**Material supplied**
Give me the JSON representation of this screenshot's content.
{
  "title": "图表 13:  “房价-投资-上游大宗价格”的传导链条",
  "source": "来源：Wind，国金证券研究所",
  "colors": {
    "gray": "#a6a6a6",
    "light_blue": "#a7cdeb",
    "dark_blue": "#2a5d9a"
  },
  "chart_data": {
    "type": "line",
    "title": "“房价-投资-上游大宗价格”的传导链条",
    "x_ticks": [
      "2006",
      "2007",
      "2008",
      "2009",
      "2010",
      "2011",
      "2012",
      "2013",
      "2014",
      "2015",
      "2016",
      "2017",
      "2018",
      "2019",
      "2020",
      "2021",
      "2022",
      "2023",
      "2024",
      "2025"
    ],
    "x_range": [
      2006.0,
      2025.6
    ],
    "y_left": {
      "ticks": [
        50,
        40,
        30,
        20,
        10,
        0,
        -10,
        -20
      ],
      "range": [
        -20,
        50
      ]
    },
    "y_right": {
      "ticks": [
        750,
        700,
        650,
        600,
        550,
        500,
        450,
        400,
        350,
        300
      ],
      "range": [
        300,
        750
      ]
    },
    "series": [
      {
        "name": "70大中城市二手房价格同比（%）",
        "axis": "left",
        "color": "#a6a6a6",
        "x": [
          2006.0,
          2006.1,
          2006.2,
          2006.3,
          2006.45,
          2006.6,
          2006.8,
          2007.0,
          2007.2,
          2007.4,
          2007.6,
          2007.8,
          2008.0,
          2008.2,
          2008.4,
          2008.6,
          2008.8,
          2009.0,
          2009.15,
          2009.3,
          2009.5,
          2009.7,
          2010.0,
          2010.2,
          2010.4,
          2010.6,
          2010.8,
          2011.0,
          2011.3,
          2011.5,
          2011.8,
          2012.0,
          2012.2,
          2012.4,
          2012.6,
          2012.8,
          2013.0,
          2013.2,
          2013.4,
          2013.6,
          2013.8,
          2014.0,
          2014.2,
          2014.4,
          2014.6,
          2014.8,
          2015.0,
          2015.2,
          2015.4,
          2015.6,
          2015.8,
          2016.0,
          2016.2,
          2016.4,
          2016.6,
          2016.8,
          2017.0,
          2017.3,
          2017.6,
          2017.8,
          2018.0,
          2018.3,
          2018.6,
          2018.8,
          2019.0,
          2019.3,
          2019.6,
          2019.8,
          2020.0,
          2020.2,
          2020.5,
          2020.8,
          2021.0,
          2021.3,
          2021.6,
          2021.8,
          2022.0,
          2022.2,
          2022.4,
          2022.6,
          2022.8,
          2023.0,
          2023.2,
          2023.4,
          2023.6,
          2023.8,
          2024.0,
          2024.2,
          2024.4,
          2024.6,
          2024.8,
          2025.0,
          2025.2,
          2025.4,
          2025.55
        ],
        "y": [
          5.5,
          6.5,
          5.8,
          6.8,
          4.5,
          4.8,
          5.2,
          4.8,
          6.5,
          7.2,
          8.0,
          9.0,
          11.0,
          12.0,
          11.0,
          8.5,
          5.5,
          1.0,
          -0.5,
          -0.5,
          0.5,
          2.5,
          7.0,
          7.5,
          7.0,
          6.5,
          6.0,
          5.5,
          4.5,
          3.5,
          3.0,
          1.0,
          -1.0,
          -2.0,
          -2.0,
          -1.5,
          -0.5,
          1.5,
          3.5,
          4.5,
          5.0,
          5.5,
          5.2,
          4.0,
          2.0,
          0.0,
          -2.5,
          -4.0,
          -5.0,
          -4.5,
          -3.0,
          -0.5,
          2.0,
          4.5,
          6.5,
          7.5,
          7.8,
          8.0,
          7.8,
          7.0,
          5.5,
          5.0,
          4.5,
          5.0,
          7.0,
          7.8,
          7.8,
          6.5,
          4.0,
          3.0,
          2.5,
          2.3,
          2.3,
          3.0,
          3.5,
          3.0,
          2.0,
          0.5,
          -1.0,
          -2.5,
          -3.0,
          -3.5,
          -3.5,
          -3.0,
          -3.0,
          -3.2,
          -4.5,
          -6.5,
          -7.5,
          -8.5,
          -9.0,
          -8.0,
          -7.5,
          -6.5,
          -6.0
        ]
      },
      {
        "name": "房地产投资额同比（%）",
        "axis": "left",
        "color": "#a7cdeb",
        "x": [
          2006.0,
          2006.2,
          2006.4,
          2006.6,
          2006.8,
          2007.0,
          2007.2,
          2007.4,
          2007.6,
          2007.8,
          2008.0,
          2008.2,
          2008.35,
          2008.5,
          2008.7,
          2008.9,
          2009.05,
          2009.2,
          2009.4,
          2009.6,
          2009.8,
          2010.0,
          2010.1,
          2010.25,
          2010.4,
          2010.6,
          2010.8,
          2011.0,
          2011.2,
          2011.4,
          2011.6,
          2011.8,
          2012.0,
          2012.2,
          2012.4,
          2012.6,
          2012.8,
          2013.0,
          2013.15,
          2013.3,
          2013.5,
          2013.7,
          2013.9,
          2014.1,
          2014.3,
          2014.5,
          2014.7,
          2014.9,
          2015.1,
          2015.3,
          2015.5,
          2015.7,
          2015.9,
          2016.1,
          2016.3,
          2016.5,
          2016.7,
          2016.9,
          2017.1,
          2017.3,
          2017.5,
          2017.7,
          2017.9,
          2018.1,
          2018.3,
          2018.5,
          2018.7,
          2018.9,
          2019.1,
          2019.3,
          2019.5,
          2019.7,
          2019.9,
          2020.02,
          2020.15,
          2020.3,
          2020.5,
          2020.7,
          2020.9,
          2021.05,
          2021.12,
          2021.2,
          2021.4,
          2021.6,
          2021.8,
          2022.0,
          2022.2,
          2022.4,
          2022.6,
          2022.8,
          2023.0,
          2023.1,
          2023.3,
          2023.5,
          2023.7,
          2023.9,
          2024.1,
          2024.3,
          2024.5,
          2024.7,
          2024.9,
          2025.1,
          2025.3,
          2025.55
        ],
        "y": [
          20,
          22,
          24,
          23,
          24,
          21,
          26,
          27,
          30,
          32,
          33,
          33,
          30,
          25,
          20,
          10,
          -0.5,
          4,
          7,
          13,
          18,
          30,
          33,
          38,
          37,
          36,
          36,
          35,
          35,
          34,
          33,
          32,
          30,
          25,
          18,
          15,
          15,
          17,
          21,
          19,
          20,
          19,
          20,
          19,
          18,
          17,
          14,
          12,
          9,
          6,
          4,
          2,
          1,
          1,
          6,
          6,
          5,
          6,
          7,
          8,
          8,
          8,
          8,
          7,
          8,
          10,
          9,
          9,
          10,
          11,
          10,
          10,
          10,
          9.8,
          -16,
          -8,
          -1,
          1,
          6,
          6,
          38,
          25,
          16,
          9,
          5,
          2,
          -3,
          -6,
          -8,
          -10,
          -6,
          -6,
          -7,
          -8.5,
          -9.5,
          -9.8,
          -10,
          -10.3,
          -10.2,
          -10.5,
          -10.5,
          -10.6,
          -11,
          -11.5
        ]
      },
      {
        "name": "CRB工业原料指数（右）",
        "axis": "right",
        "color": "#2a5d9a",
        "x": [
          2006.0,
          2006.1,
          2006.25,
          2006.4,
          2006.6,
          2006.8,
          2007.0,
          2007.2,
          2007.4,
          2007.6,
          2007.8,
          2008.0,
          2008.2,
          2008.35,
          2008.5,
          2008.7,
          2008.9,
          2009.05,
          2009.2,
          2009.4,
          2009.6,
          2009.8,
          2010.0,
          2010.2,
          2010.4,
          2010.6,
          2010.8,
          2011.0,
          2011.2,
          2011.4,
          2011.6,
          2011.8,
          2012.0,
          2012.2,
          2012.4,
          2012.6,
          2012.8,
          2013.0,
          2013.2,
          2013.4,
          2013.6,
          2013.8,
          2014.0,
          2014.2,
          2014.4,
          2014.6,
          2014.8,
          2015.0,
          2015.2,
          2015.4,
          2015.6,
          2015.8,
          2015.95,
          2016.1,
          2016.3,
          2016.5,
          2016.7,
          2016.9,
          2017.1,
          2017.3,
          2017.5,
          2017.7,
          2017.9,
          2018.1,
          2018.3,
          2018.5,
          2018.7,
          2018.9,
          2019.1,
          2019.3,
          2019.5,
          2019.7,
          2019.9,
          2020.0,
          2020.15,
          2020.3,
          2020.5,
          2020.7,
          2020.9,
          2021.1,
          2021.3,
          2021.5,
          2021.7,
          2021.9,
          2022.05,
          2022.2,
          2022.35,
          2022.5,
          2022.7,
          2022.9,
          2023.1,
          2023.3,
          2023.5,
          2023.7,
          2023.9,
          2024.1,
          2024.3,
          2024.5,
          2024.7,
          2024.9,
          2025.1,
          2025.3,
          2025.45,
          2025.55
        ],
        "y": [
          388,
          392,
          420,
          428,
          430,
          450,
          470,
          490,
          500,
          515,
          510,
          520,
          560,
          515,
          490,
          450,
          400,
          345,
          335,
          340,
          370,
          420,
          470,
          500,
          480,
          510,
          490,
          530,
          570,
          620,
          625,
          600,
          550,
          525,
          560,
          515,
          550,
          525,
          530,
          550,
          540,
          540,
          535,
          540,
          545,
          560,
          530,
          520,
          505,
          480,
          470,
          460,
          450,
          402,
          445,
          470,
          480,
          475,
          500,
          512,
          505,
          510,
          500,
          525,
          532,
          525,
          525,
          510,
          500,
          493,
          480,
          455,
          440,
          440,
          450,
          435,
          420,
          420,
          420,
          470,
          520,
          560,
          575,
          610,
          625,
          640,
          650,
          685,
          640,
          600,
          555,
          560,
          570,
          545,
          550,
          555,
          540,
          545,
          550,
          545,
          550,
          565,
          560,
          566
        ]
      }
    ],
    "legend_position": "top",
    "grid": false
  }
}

**Written request**
Looking at the entries above, how many lines contain the word "的传导链条"? Answer with the number alone.

**Output for this task**
2